**TASK REQUIREMENTS**
Go through the records line by line and work out how many lines hold the word "слуху". Answer with the number only.

Dataset excerpt
◆ ◆ ◆ ◆ ◆
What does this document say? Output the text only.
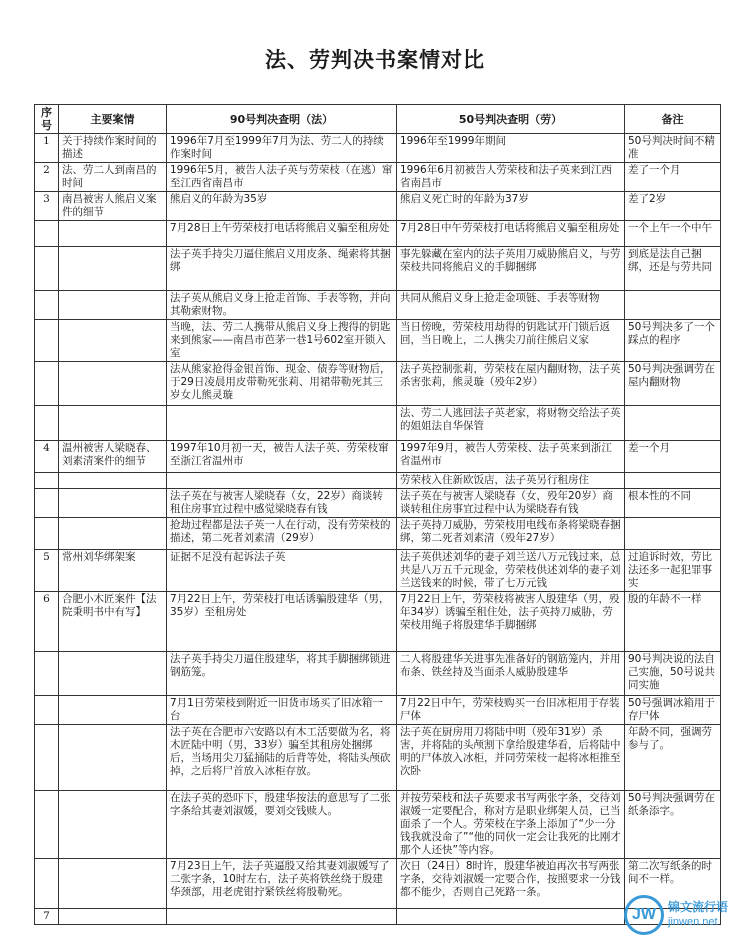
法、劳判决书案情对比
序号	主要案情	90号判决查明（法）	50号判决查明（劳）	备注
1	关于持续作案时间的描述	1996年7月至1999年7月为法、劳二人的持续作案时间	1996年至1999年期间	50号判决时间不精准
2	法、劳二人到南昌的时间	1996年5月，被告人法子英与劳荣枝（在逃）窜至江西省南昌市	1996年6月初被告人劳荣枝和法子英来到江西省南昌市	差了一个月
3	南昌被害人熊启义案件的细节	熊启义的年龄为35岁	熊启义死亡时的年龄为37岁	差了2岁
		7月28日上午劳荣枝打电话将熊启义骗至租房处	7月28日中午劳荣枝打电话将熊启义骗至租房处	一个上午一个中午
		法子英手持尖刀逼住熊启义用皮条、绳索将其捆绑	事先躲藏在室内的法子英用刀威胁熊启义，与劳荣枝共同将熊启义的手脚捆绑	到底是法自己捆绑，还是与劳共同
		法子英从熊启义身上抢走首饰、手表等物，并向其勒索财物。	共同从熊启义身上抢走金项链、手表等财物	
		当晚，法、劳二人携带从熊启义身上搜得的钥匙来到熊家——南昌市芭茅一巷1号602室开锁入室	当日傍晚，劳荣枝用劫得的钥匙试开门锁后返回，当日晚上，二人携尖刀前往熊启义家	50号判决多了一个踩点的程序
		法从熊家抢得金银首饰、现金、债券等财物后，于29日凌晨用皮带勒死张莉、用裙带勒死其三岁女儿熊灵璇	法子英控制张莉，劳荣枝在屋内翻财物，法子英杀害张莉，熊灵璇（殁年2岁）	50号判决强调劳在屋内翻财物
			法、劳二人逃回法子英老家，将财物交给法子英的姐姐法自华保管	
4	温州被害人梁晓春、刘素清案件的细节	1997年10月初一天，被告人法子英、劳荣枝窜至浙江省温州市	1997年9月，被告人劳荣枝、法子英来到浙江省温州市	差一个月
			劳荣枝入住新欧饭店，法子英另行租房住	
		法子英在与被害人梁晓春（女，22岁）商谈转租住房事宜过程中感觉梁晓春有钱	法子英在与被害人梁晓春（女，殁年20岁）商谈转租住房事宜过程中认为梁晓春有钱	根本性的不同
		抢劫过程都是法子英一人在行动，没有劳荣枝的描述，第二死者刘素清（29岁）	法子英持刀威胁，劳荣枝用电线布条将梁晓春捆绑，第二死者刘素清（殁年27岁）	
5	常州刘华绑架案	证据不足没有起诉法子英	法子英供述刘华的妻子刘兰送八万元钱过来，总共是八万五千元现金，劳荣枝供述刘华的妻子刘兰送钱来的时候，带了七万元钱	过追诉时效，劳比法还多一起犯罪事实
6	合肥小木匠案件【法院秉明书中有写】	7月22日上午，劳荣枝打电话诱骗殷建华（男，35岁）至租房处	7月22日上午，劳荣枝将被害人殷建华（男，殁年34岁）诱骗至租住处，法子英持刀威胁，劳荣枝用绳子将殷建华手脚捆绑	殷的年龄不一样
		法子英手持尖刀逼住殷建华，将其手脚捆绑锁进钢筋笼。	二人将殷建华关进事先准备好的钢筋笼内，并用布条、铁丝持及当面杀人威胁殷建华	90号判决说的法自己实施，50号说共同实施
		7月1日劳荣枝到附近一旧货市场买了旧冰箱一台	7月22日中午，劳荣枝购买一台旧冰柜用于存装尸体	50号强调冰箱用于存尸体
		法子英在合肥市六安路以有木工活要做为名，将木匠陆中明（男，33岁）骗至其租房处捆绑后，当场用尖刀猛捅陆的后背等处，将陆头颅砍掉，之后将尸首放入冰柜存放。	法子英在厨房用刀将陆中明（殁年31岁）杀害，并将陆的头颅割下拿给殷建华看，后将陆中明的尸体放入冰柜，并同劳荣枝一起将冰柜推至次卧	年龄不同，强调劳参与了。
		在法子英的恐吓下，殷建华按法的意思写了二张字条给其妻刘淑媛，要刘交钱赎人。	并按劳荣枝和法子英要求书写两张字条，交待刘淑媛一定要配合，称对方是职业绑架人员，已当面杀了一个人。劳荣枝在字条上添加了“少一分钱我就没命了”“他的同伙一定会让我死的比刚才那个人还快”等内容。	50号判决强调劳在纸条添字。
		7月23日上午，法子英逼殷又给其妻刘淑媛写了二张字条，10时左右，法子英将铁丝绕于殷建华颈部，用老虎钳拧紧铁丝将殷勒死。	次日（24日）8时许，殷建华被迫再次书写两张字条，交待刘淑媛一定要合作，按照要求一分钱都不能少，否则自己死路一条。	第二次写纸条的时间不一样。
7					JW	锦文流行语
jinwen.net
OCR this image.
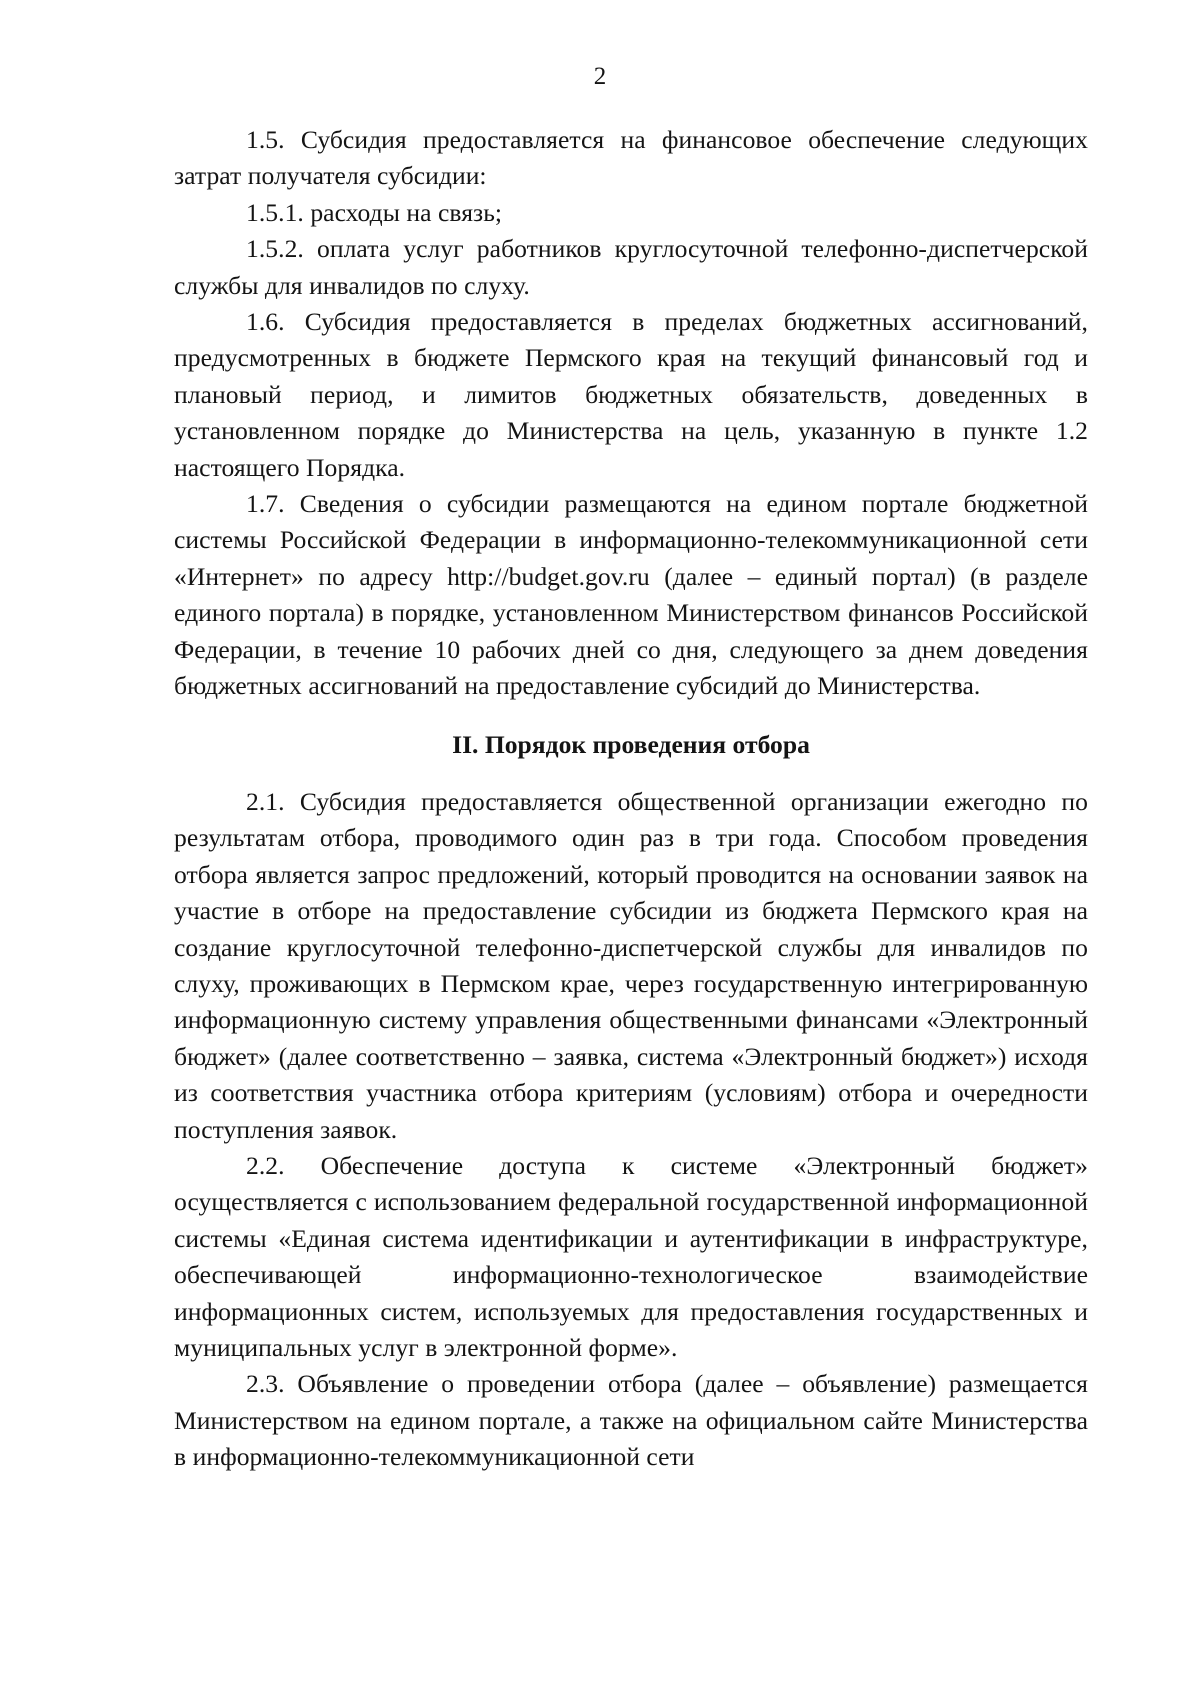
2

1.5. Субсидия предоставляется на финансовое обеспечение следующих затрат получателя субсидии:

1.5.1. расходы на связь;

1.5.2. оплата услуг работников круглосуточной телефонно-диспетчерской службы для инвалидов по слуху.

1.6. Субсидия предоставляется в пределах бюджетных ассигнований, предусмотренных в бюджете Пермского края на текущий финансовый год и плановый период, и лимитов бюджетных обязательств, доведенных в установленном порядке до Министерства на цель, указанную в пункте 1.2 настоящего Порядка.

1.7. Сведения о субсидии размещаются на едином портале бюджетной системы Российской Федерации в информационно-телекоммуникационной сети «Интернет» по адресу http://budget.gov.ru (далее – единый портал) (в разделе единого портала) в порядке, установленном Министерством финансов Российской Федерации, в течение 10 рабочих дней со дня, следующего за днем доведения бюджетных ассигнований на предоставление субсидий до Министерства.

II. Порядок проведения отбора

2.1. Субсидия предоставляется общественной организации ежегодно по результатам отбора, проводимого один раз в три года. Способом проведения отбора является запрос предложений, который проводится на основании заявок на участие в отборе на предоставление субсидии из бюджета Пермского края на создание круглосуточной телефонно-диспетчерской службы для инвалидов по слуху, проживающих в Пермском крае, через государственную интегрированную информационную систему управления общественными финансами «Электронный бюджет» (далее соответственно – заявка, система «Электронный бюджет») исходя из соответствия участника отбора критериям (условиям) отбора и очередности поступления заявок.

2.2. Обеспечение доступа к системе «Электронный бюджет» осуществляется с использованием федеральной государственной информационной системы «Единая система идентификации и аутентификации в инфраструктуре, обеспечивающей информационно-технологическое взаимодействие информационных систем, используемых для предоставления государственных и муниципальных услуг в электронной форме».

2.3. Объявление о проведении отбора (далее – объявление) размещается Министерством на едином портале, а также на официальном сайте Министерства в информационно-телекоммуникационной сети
◆ ◆ ◆ ◆ ◆
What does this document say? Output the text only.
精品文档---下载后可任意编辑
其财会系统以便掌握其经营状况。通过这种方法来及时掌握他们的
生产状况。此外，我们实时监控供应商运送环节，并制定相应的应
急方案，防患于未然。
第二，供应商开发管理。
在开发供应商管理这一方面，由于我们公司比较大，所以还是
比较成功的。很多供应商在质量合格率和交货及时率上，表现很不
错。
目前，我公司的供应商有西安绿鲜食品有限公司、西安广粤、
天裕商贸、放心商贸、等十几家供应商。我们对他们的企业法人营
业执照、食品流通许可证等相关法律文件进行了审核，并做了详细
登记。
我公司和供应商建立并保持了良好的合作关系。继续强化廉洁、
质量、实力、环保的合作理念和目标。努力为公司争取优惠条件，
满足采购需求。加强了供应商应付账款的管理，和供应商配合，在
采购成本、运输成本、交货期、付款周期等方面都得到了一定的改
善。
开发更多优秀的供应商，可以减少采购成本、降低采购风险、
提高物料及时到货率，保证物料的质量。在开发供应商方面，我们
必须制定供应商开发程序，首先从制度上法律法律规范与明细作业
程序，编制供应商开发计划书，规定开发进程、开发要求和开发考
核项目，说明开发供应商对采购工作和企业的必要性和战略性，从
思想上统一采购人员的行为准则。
◆ ◆ ◆ ◆ ◆
**TASK RESULT**
2